### [Directive]
Transcribe all of the material exactly. Any picture in it should be left out.

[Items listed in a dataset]
☆ ☆ ☆

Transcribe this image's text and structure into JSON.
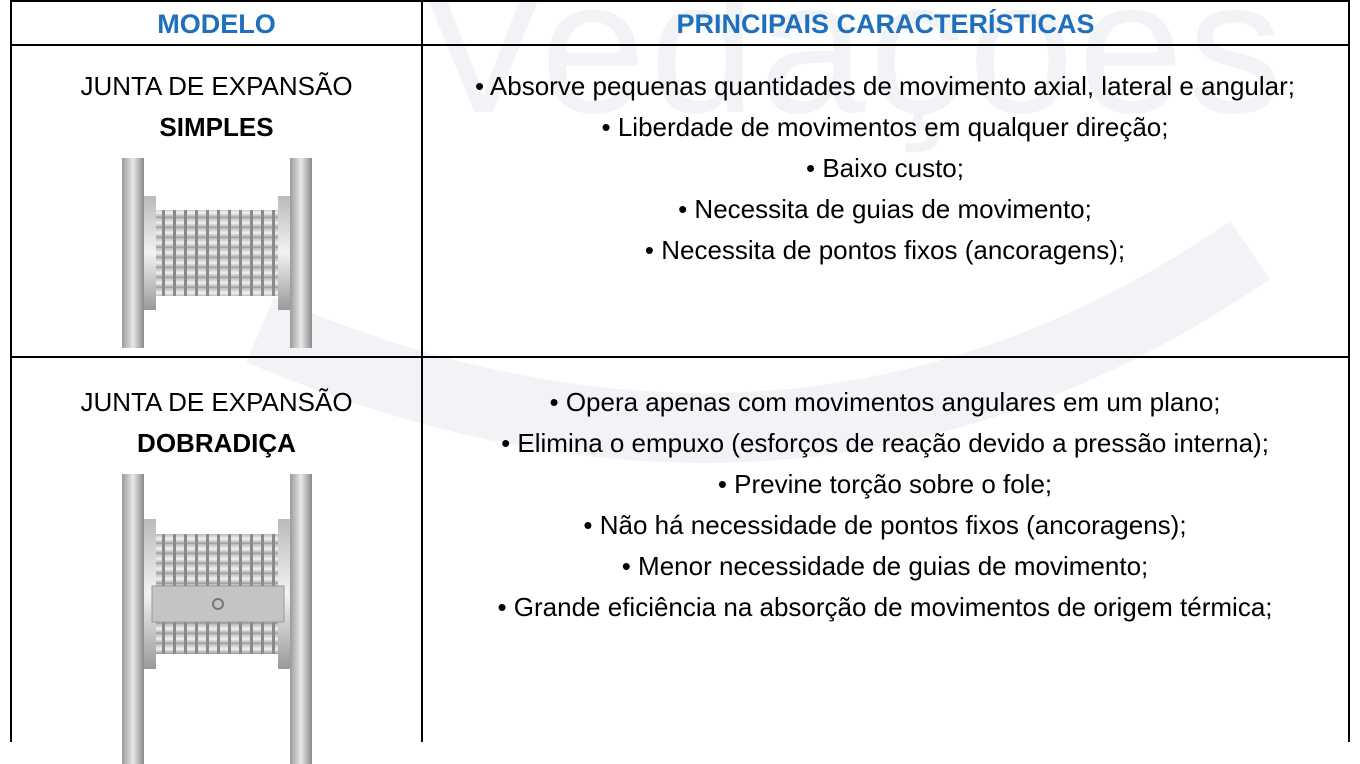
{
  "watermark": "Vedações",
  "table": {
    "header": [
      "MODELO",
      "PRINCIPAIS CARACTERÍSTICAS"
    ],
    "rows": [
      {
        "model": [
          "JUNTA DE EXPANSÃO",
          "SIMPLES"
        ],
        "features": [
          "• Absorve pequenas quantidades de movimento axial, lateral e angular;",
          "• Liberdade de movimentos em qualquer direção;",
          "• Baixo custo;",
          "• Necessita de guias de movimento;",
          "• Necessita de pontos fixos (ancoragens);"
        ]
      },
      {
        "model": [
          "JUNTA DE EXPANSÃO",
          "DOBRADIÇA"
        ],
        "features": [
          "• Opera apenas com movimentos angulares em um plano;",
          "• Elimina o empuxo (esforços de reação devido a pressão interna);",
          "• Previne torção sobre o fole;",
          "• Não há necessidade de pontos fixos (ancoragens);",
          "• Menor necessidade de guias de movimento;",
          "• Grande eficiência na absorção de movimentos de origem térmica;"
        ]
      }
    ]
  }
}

☆ ☆ ☆

### [Exercise output]
Transcribe this image's text and structure into JSON.
{
  "watermark": "Vedações",
  "table": {
    "header": [
      "MODELO",
      "PRINCIPAIS CARACTERÍSTICAS"
    ],
    "rows": [
      {
        "model": [
          "JUNTA DE EXPANSÃO",
          "SIMPLES"
        ],
        "features": [
          "• Absorve pequenas quantidades de movimento axial, lateral e angular;",
          "• Liberdade de movimentos em qualquer direção;",
          "• Baixo custo;",
          "• Necessita de guias de movimento;",
          "• Necessita de pontos fixos (ancoragens);"
        ]
      },
      {
        "model": [
          "JUNTA DE EXPANSÃO",
          "DOBRADIÇA"
        ],
        "features": [
          "• Opera apenas com movimentos angulares em um plano;",
          "• Elimina o empuxo (esforços de reação devido a pressão interna);",
          "• Previne torção sobre o fole;",
          "• Não há necessidade de pontos fixos (ancoragens);",
          "• Menor necessidade de guias de movimento;",
          "• Grande eficiência na absorção de movimentos de origem térmica;"
        ]
      }
    ]
  }
}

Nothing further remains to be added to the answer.